Stored data

┄┄┄┄┄┄

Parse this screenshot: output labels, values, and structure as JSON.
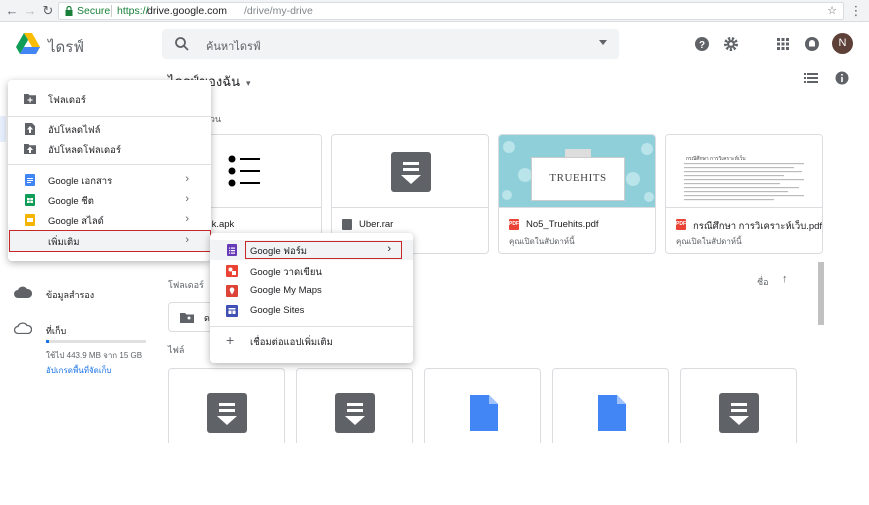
{
  "browser": {
    "secure_label": "Secure",
    "url_scheme": "https://",
    "url_host": "drive.google.com",
    "url_path": "/drive/my-drive"
  },
  "app": {
    "title": "ไดรฟ์"
  },
  "search": {
    "placeholder": "ค้นหาไดรฟ์"
  },
  "avatar_letter": "N",
  "main": {
    "title": "ไดรฟ์ของฉัน",
    "quick_access_label": "ด่วน",
    "folders_label": "โฟลเดอร์",
    "files_label": "ไฟล์",
    "sort_label": "ชื่อ"
  },
  "quick_cards": [
    {
      "name": "ank.apk",
      "sub": ""
    },
    {
      "name": "Uber.rar",
      "sub": ""
    },
    {
      "name": "No5_Truehits.pdf",
      "sub": "คุณเปิดในสัปดาห์นี้",
      "thumb_text": "TRUEHITS"
    },
    {
      "name": "กรณีศึกษา การวิเคราะห์เว็บ.pdf",
      "sub": "คุณเปิดในสัปดาห์นี้",
      "thumb_title": "กรณีศึกษา การวิเคราะห์เว็บ"
    }
  ],
  "sidebar": {
    "backup": "ข้อมูลสำรอง",
    "storage": "ที่เก็บ",
    "usage": "ใช้ไป 443.9 MB จาก 15 GB",
    "upgrade": "อัปเกรดพื้นที่จัดเก็บ",
    "usage_fraction": 0.03
  },
  "new_menu": {
    "items": [
      {
        "label": "โฟลเดอร์"
      },
      {
        "label": "อัปโหลดไฟล์"
      },
      {
        "label": "อัปโหลดโฟลเดอร์"
      },
      {
        "label": "Google เอกสาร"
      },
      {
        "label": "Google ชีต"
      },
      {
        "label": "Google สไลด์"
      },
      {
        "label": "เพิ่มเติม"
      }
    ]
  },
  "more_menu": {
    "items": [
      {
        "label": "Google ฟอร์ม"
      },
      {
        "label": "Google วาดเขียน"
      },
      {
        "label": "Google My Maps"
      },
      {
        "label": "Google Sites"
      },
      {
        "label": "เชื่อมต่อแอปเพิ่มเติม"
      }
    ]
  },
  "colors": {
    "docs": "#4285f4",
    "sheets": "#0f9d58",
    "slides": "#f4b400",
    "forms": "#673ab7",
    "drawings": "#ea4335",
    "mymaps": "#db4437",
    "sites": "#3f51b5",
    "highlight": "#c62828"
  }
}
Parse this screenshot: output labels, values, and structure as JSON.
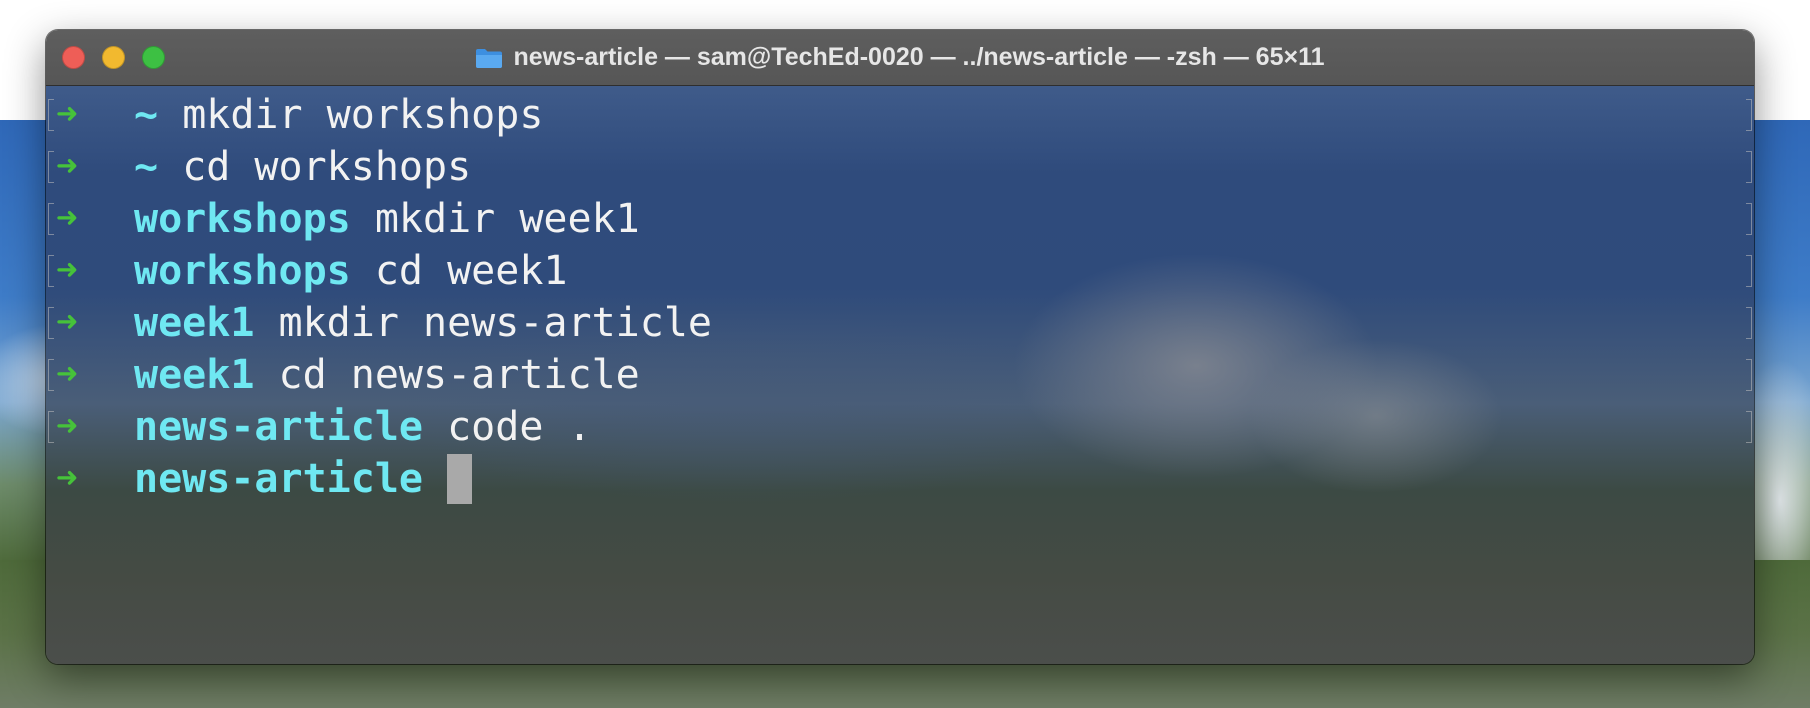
{
  "window": {
    "title": "news-article — sam@TechEd-0020 — ../news-article — -zsh — 65×11",
    "title_icon": "folder-icon",
    "controls": [
      "close",
      "minimize",
      "zoom"
    ]
  },
  "terminal": {
    "prompt_symbol": "➜",
    "lines": [
      {
        "dir": "~",
        "command": "mkdir workshops"
      },
      {
        "dir": "~",
        "command": "cd workshops"
      },
      {
        "dir": "workshops",
        "command": "mkdir week1"
      },
      {
        "dir": "workshops",
        "command": "cd week1"
      },
      {
        "dir": "week1",
        "command": "mkdir news-article"
      },
      {
        "dir": "week1",
        "command": "cd news-article"
      },
      {
        "dir": "news-article",
        "command": "code ."
      },
      {
        "dir": "news-article",
        "command": ""
      }
    ]
  },
  "colors": {
    "prompt_arrow": "#46c23a",
    "directory": "#6fe8f2",
    "text": "#f2f2f2",
    "cursor": "#a9a9a9"
  }
}
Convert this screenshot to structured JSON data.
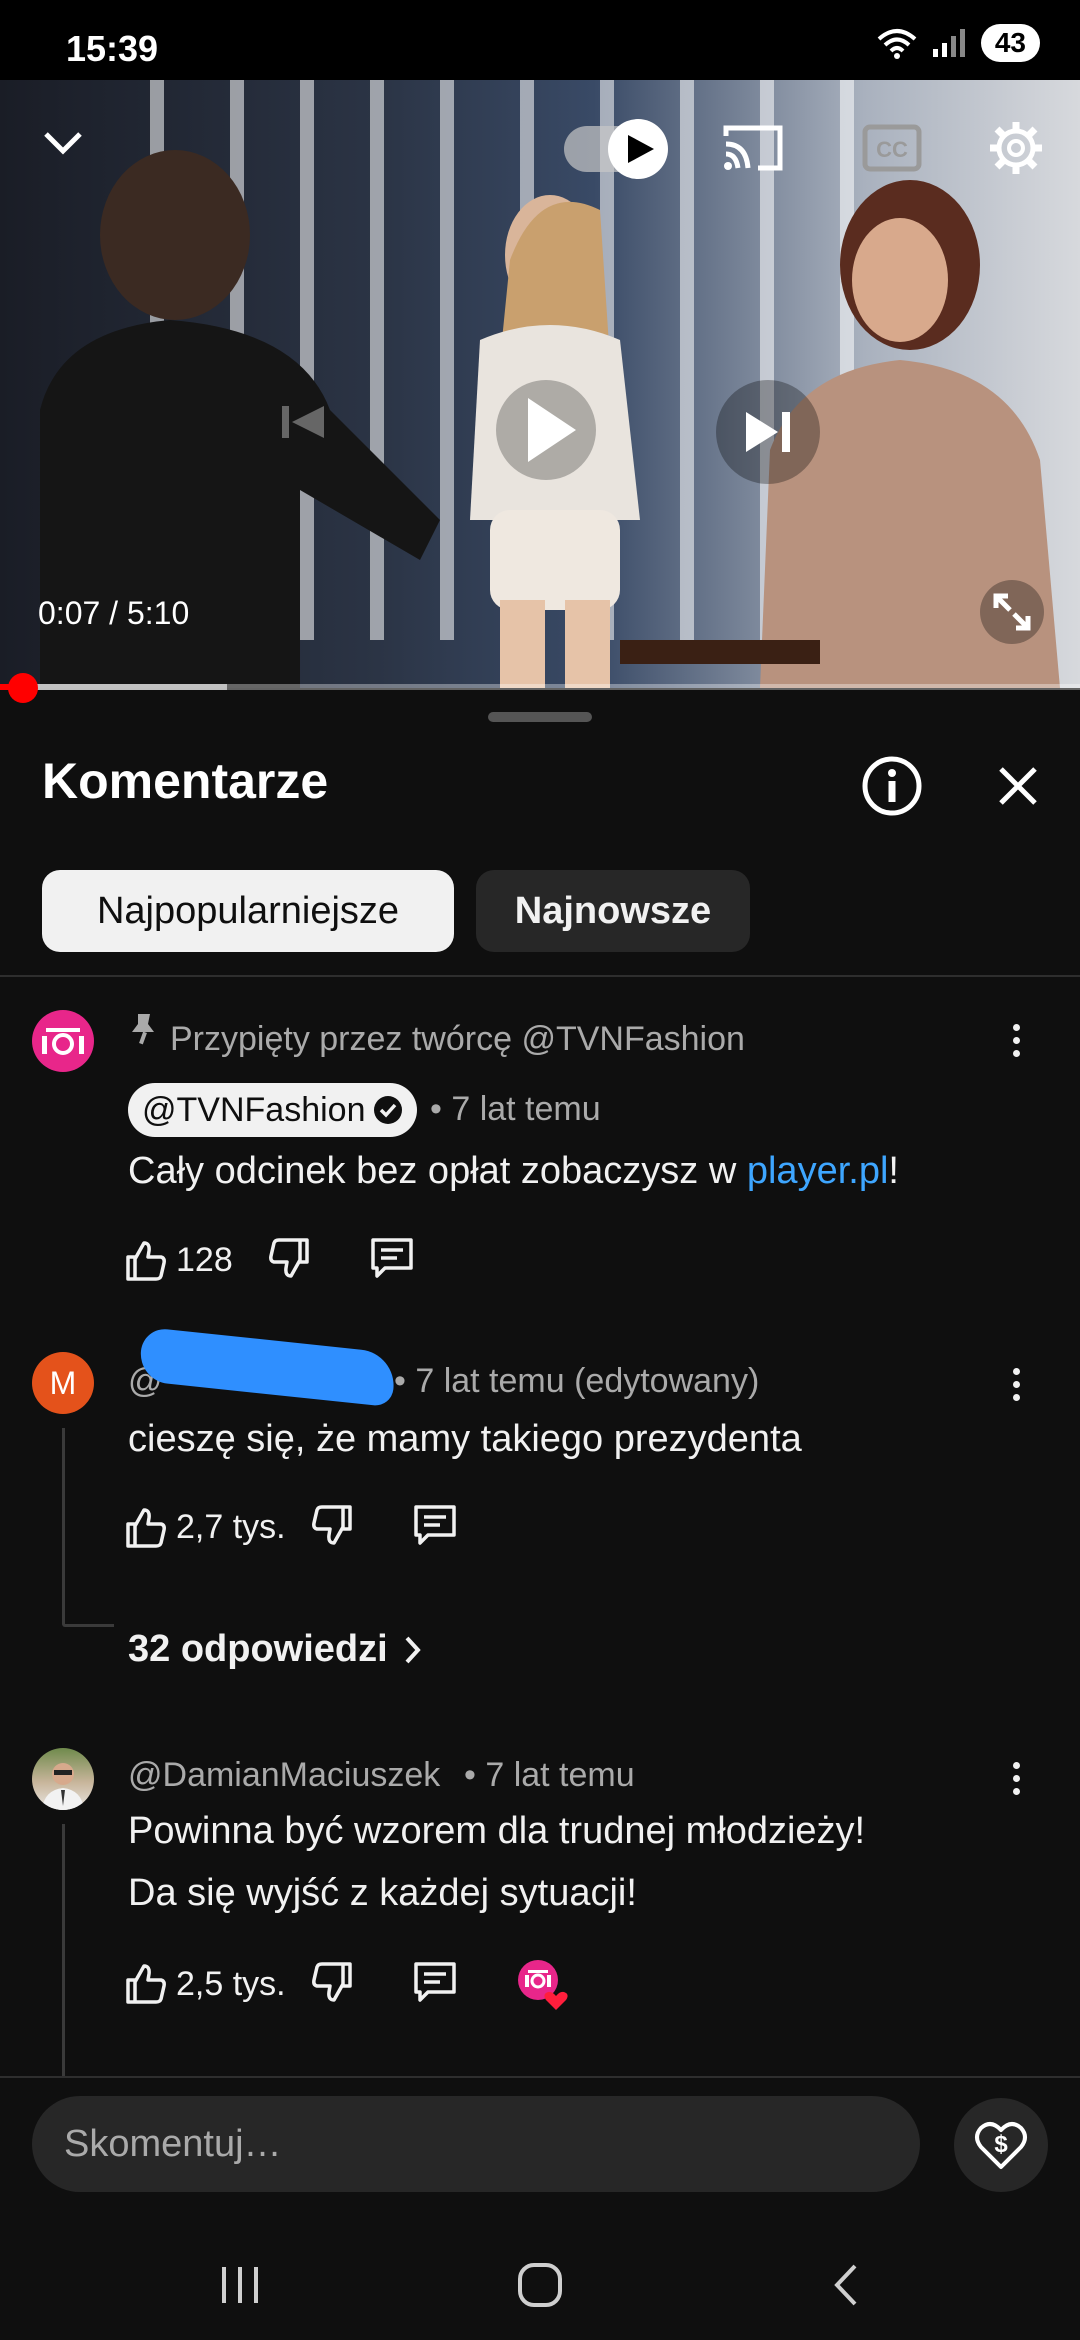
{
  "status_bar": {
    "time": "15:39",
    "battery": "43"
  },
  "video": {
    "current_time": "0:07",
    "separator": " / ",
    "duration": "5:10",
    "progress": 0.022,
    "buffered": 0.21
  },
  "comments_sheet": {
    "title": "Komentarze",
    "sort_chips": [
      "Najpopularniejsze",
      "Najnowsze"
    ]
  },
  "comments": [
    {
      "pinned_label": "Przypięty przez twórcę @TVNFashion",
      "author": "@TVNFashion",
      "time": "• 7 lat temu",
      "text_prefix": "Cały odcinek bez opłat zobaczysz w ",
      "text_link": "player.pl",
      "text_suffix": "!",
      "likes": "128"
    },
    {
      "avatar_letter": "M",
      "author_visible": "@",
      "time": "• 7 lat temu (edytowany)",
      "text": "cieszę się, że mamy takiego prezydenta",
      "likes": "2,7 tys.",
      "replies": "32 odpowiedzi"
    },
    {
      "author": "@DamianMaciuszek",
      "time": "• 7 lat temu",
      "text_line1": "Powinna być wzorem dla trudnej młodzieży!",
      "text_line2": "Da się wyjść z każdej sytuacji!",
      "likes": "2,5 tys."
    }
  ],
  "input": {
    "placeholder": "Skomentuj…"
  },
  "colors": {
    "accent_red": "#ff0000",
    "link_blue": "#3ea6ff",
    "brand_pink": "#e8268a"
  }
}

┄┄┄┄┄┄

**Exercise**:
State the count of lines that contain the string "drive". Nothing else is needed.

**Finished answer**:
2